Exercise inputs.
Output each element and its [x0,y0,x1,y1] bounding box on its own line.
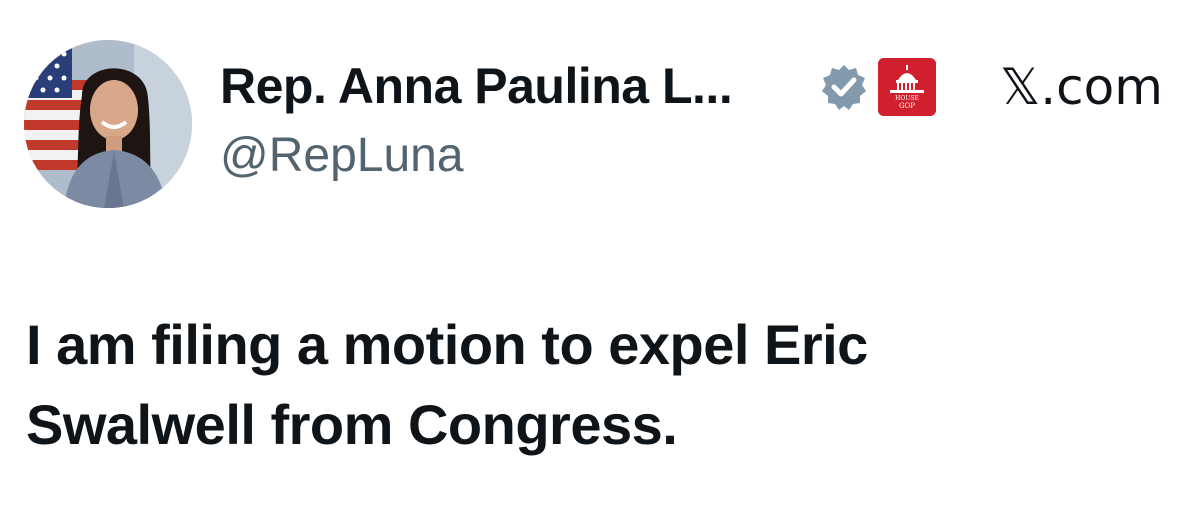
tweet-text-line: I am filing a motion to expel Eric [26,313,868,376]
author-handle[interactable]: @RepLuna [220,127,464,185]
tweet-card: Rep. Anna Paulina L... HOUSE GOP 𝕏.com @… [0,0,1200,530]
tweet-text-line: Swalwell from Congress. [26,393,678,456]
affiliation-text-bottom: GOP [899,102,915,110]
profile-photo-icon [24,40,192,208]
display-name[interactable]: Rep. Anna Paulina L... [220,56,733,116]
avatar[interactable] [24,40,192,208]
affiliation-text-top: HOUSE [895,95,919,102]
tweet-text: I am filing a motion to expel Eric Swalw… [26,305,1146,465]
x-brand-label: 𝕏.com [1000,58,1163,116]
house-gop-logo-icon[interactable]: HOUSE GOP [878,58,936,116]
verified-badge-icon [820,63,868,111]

Short exercise. Copy the records above line for line, leaving out the pictures.

Answer to this exercise.
Output each element and its [x0,y0,x1,y1] bounding box on its own line.
tweet-text-line: I am filing a motion to expel Eric [26,313,868,376]
author-handle[interactable]: @RepLuna [220,127,464,185]
tweet-card: Rep. Anna Paulina L... HOUSE GOP 𝕏.com @… [0,0,1200,530]
tweet-text-line: Swalwell from Congress. [26,393,678,456]
affiliation-text-bottom: GOP [899,102,915,110]
profile-photo-icon [24,40,192,208]
display-name[interactable]: Rep. Anna Paulina L... [220,56,733,116]
avatar[interactable] [24,40,192,208]
affiliation-text-top: HOUSE [895,95,919,102]
tweet-text: I am filing a motion to expel Eric Swalw… [26,305,1146,465]
x-brand-label: 𝕏.com [1000,58,1163,116]
house-gop-logo-icon[interactable]: HOUSE GOP [878,58,936,116]
verified-badge-icon [820,63,868,111]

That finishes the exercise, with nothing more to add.